[Start of Provided entries]

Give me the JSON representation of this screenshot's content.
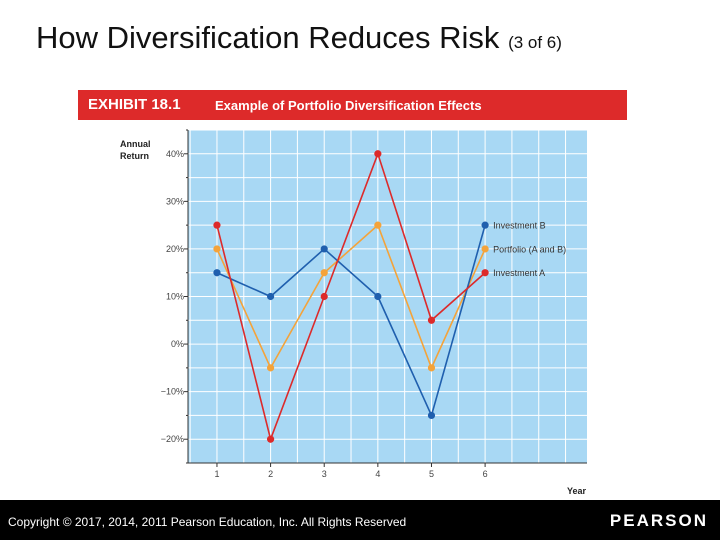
{
  "slide": {
    "title_main": "How Diversification Reduces Risk",
    "title_sub": "(3 of 6)"
  },
  "exhibit": {
    "number": "EXHIBIT 18.1",
    "caption": "Example of Portfolio Diversification Effects"
  },
  "footer": {
    "copyright": "Copyright © 2017, 2014, 2011 Pearson Education, Inc. All Rights Reserved",
    "brand": "PEARSON"
  },
  "colors": {
    "plot_bg": "#a8d8f4",
    "grid": "#ffffff",
    "axis": "#333333",
    "investment_a": "#dd2a2a",
    "investment_b": "#1f5fae",
    "portfolio": "#f4a33a",
    "exhibit_bg": "#dd2a2a",
    "footer_bg": "#000000"
  },
  "chart_data": {
    "type": "line",
    "title": "Example of Portfolio Diversification Effects",
    "ylabel": "Annual Return",
    "xlabel": "Year",
    "x": [
      1,
      2,
      3,
      4,
      5,
      6
    ],
    "ylim": [
      -25,
      45
    ],
    "yticks": [
      40,
      30,
      20,
      10,
      0,
      -10,
      -20
    ],
    "ytick_labels": [
      "40%",
      "30%",
      "20%",
      "10%",
      "0%",
      "−10%",
      "−20%"
    ],
    "series": [
      {
        "name": "Investment A",
        "values": [
          25,
          -20,
          10,
          40,
          5,
          15
        ],
        "color": "#dd2a2a"
      },
      {
        "name": "Investment B",
        "values": [
          15,
          10,
          20,
          10,
          -15,
          25
        ],
        "color": "#1f5fae"
      },
      {
        "name": "Portfolio (A and B)",
        "values": [
          20,
          -5,
          15,
          25,
          -5,
          20
        ],
        "color": "#f4a33a"
      }
    ]
  }
}
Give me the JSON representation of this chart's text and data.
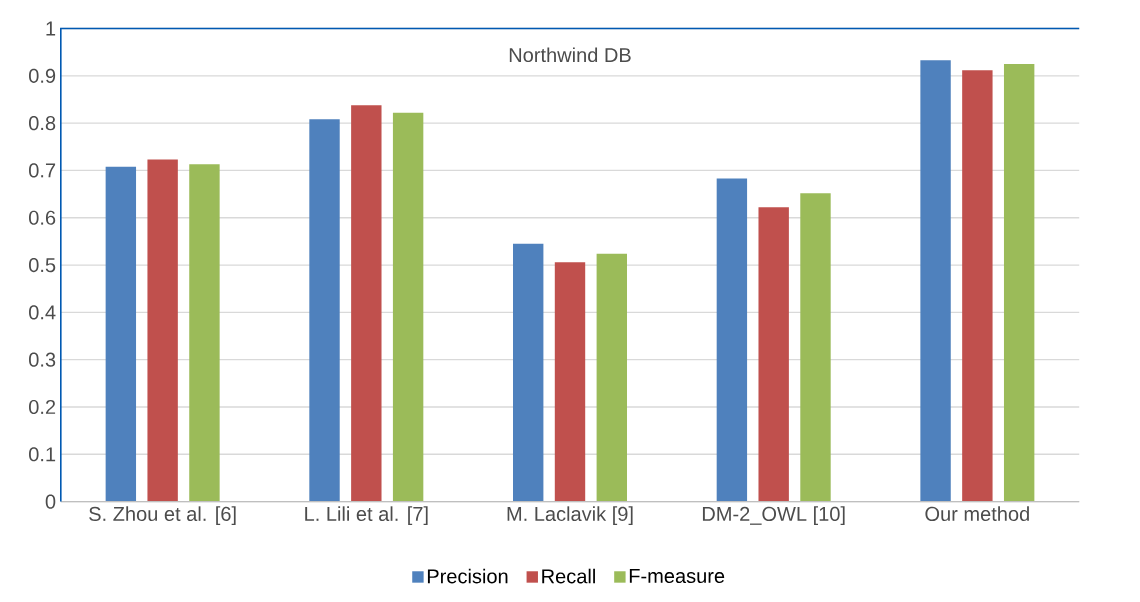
{
  "chart_data": {
    "type": "bar",
    "title": "Northwind DB",
    "categories": [
      "S. Zhou et al. [6]",
      "L. Lili et al. [7]",
      "M. Laclavik [9]",
      "DM-2_OWL [10]",
      "Our method"
    ],
    "series": [
      {
        "name": "Precision",
        "color": "#4f81bd",
        "values": [
          0.708,
          0.808,
          0.545,
          0.683,
          0.933
        ]
      },
      {
        "name": "Recall",
        "color": "#c0504d",
        "values": [
          0.723,
          0.838,
          0.506,
          0.622,
          0.912
        ]
      },
      {
        "name": "F-measure",
        "color": "#9bbb59",
        "values": [
          0.713,
          0.822,
          0.524,
          0.652,
          0.925
        ]
      }
    ],
    "ylim": [
      0,
      1
    ],
    "yticks": [
      0,
      0.1,
      0.2,
      0.3,
      0.4,
      0.5,
      0.6,
      0.7,
      0.8,
      0.9,
      1
    ],
    "grid": "y",
    "legend": "bottom"
  }
}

[End of Provided entries]

## Task goal:
Wherever the string "representation" appears in the entries above, list that line.

## Response below:
Give me the JSON representation of this screenshot's content.
Give me the JSON representation of this chart's text and data.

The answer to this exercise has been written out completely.